**The data**
┄┄┄┄┄┄┄┄┄┄
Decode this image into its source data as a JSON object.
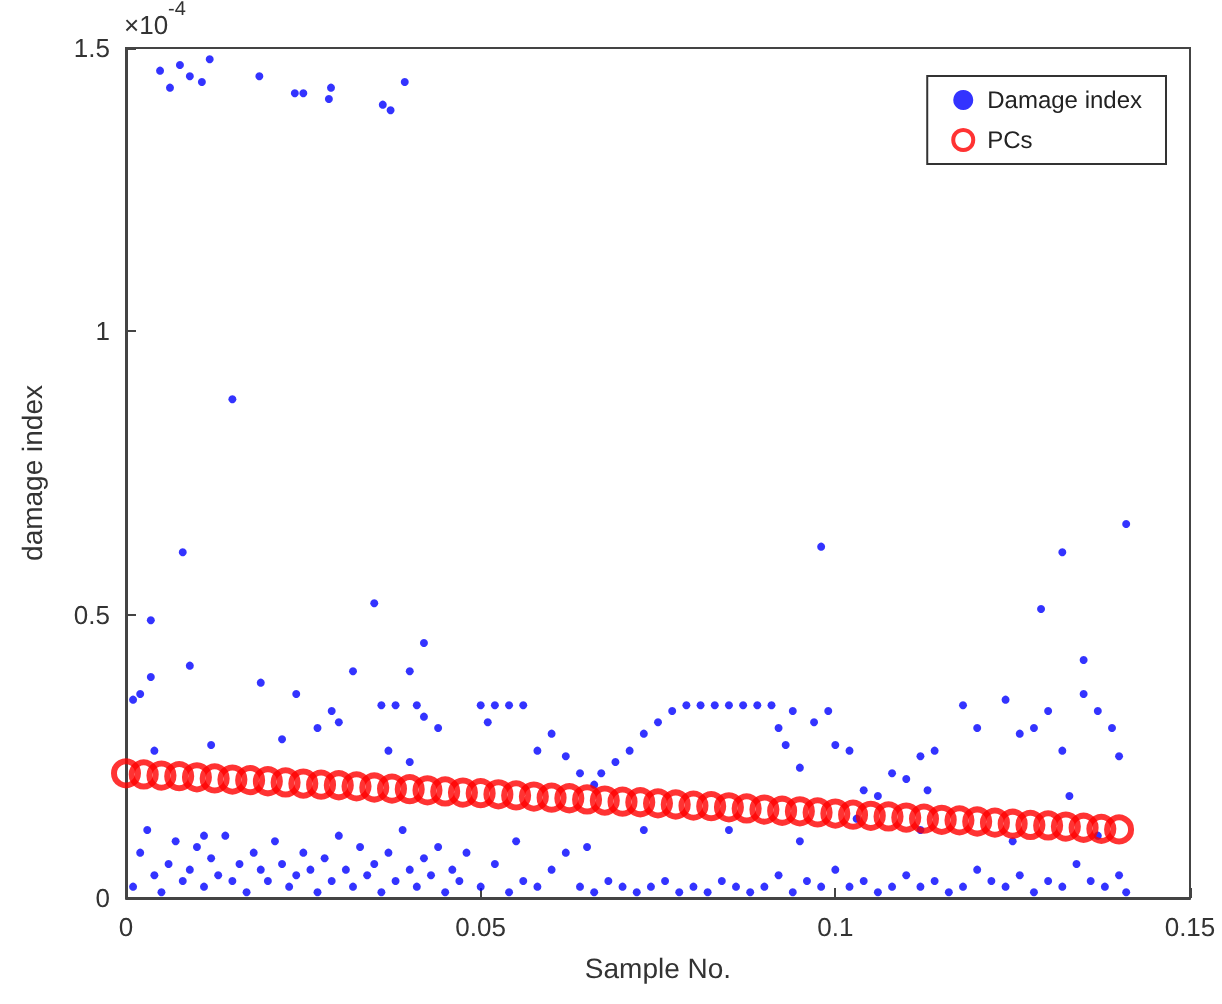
{
  "chart_data": {
    "type": "scatter",
    "xlabel": "Sample No.",
    "ylabel": "damage index",
    "annotations": [
      "×10$^{-4}$"
    ],
    "xlim": [
      0,
      0.15
    ],
    "xticks": [
      0,
      0.05,
      0.1,
      0.15
    ],
    "ylim": [
      0,
      1.5
    ],
    "yticks": [
      0,
      0.5,
      1,
      1.5
    ],
    "grid": false,
    "legend": "top right",
    "series": [
      {
        "name": "Damage index",
        "color": "#0000ff",
        "marker": "circle",
        "x": [
          0.0048,
          0.0062,
          0.0076,
          0.009,
          0.0107,
          0.0118,
          0.0188,
          0.0238,
          0.025,
          0.0286,
          0.0289,
          0.0362,
          0.0373,
          0.0393,
          0.015,
          0.008,
          0.0035,
          0.035,
          0.0035,
          0.009,
          0.042,
          0.098,
          0.132,
          0.141,
          0.129,
          0.135,
          0.001,
          0.002,
          0.003,
          0.004,
          0.005,
          0.006,
          0.007,
          0.008,
          0.009,
          0.01,
          0.011,
          0.012,
          0.013,
          0.014,
          0.015,
          0.016,
          0.017,
          0.018,
          0.019,
          0.02,
          0.021,
          0.022,
          0.023,
          0.024,
          0.025,
          0.026,
          0.027,
          0.028,
          0.029,
          0.03,
          0.031,
          0.032,
          0.033,
          0.034,
          0.035,
          0.036,
          0.037,
          0.038,
          0.039,
          0.04,
          0.041,
          0.042,
          0.043,
          0.044,
          0.045,
          0.046,
          0.047,
          0.048,
          0.05,
          0.052,
          0.054,
          0.056,
          0.058,
          0.06,
          0.062,
          0.064,
          0.066,
          0.068,
          0.07,
          0.072,
          0.074,
          0.076,
          0.078,
          0.08,
          0.082,
          0.084,
          0.086,
          0.088,
          0.09,
          0.092,
          0.094,
          0.096,
          0.098,
          0.1,
          0.102,
          0.104,
          0.106,
          0.108,
          0.11,
          0.112,
          0.114,
          0.116,
          0.118,
          0.12,
          0.122,
          0.124,
          0.126,
          0.128,
          0.13,
          0.132,
          0.134,
          0.136,
          0.138,
          0.14,
          0.141,
          0.055,
          0.065,
          0.073,
          0.085,
          0.095,
          0.103,
          0.112,
          0.125,
          0.137,
          0.001,
          0.002,
          0.004,
          0.011,
          0.012,
          0.019,
          0.022,
          0.024,
          0.027,
          0.029,
          0.03,
          0.032,
          0.036,
          0.038,
          0.04,
          0.041,
          0.042,
          0.044,
          0.04,
          0.037,
          0.05,
          0.052,
          0.054,
          0.056,
          0.051,
          0.058,
          0.06,
          0.062,
          0.064,
          0.066,
          0.067,
          0.069,
          0.071,
          0.073,
          0.075,
          0.077,
          0.079,
          0.081,
          0.083,
          0.085,
          0.087,
          0.089,
          0.091,
          0.092,
          0.093,
          0.094,
          0.095,
          0.097,
          0.099,
          0.1,
          0.102,
          0.104,
          0.106,
          0.108,
          0.11,
          0.112,
          0.114,
          0.113,
          0.118,
          0.12,
          0.124,
          0.126,
          0.128,
          0.13,
          0.132,
          0.133,
          0.135,
          0.137,
          0.139,
          0.14
        ],
        "values": [
          1.46,
          1.43,
          1.47,
          1.45,
          1.44,
          1.48,
          1.45,
          1.42,
          1.42,
          1.41,
          1.43,
          1.4,
          1.39,
          1.44,
          0.88,
          0.61,
          0.49,
          0.52,
          0.39,
          0.41,
          0.45,
          0.62,
          0.61,
          0.66,
          0.51,
          0.42,
          0.02,
          0.08,
          0.12,
          0.04,
          0.01,
          0.06,
          0.1,
          0.03,
          0.05,
          0.09,
          0.02,
          0.07,
          0.04,
          0.11,
          0.03,
          0.06,
          0.01,
          0.08,
          0.05,
          0.03,
          0.1,
          0.06,
          0.02,
          0.04,
          0.08,
          0.05,
          0.01,
          0.07,
          0.03,
          0.11,
          0.05,
          0.02,
          0.09,
          0.04,
          0.06,
          0.01,
          0.08,
          0.03,
          0.12,
          0.05,
          0.02,
          0.07,
          0.04,
          0.09,
          0.01,
          0.05,
          0.03,
          0.08,
          0.02,
          0.06,
          0.01,
          0.03,
          0.02,
          0.05,
          0.08,
          0.02,
          0.01,
          0.03,
          0.02,
          0.01,
          0.02,
          0.03,
          0.01,
          0.02,
          0.01,
          0.03,
          0.02,
          0.01,
          0.02,
          0.04,
          0.01,
          0.03,
          0.02,
          0.05,
          0.02,
          0.03,
          0.01,
          0.02,
          0.04,
          0.02,
          0.03,
          0.01,
          0.02,
          0.05,
          0.03,
          0.02,
          0.04,
          0.01,
          0.03,
          0.02,
          0.06,
          0.03,
          0.02,
          0.04,
          0.01,
          0.1,
          0.09,
          0.12,
          0.12,
          0.1,
          0.14,
          0.12,
          0.1,
          0.11,
          0.35,
          0.36,
          0.26,
          0.11,
          0.27,
          0.38,
          0.28,
          0.36,
          0.3,
          0.33,
          0.31,
          0.4,
          0.34,
          0.34,
          0.24,
          0.34,
          0.32,
          0.3,
          0.4,
          0.26,
          0.34,
          0.34,
          0.34,
          0.34,
          0.31,
          0.26,
          0.29,
          0.25,
          0.22,
          0.2,
          0.22,
          0.24,
          0.26,
          0.29,
          0.31,
          0.33,
          0.34,
          0.34,
          0.34,
          0.34,
          0.34,
          0.34,
          0.34,
          0.3,
          0.27,
          0.33,
          0.23,
          0.31,
          0.33,
          0.27,
          0.26,
          0.19,
          0.18,
          0.22,
          0.21,
          0.25,
          0.26,
          0.19,
          0.34,
          0.3,
          0.35,
          0.29,
          0.3,
          0.33,
          0.26,
          0.18,
          0.36,
          0.33,
          0.3,
          0.25
        ]
      },
      {
        "name": "PCs",
        "color": "#ff0000",
        "marker": "circle",
        "x": [
          0,
          0.0025,
          0.005,
          0.0075,
          0.01,
          0.0125,
          0.015,
          0.0175,
          0.02,
          0.0225,
          0.025,
          0.0275,
          0.03,
          0.0325,
          0.035,
          0.0375,
          0.04,
          0.0425,
          0.045,
          0.0475,
          0.05,
          0.0525,
          0.055,
          0.0575,
          0.06,
          0.0625,
          0.065,
          0.0675,
          0.07,
          0.0725,
          0.075,
          0.0775,
          0.08,
          0.0825,
          0.085,
          0.0875,
          0.09,
          0.0925,
          0.095,
          0.0975,
          0.1,
          0.1025,
          0.105,
          0.1075,
          0.11,
          0.1125,
          0.115,
          0.1175,
          0.12,
          0.1225,
          0.125,
          0.1275,
          0.13,
          0.1325,
          0.135,
          0.1375,
          0.14
        ],
        "values": [
          0.22,
          0.218,
          0.216,
          0.215,
          0.213,
          0.211,
          0.209,
          0.208,
          0.206,
          0.204,
          0.202,
          0.2,
          0.199,
          0.197,
          0.195,
          0.193,
          0.192,
          0.19,
          0.188,
          0.186,
          0.185,
          0.183,
          0.181,
          0.179,
          0.177,
          0.176,
          0.174,
          0.172,
          0.17,
          0.169,
          0.167,
          0.165,
          0.163,
          0.162,
          0.16,
          0.158,
          0.156,
          0.154,
          0.153,
          0.151,
          0.149,
          0.147,
          0.145,
          0.144,
          0.142,
          0.14,
          0.138,
          0.137,
          0.135,
          0.133,
          0.131,
          0.129,
          0.128,
          0.126,
          0.124,
          0.122,
          0.121
        ]
      }
    ]
  }
}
┄┄┄┄┄┄┄┄┄┄
**What this task involves**
In the listing above, find each line with the word "index" and copy it.

**Final result**
    "ylabel": "damage index",
        "name": "Damage index",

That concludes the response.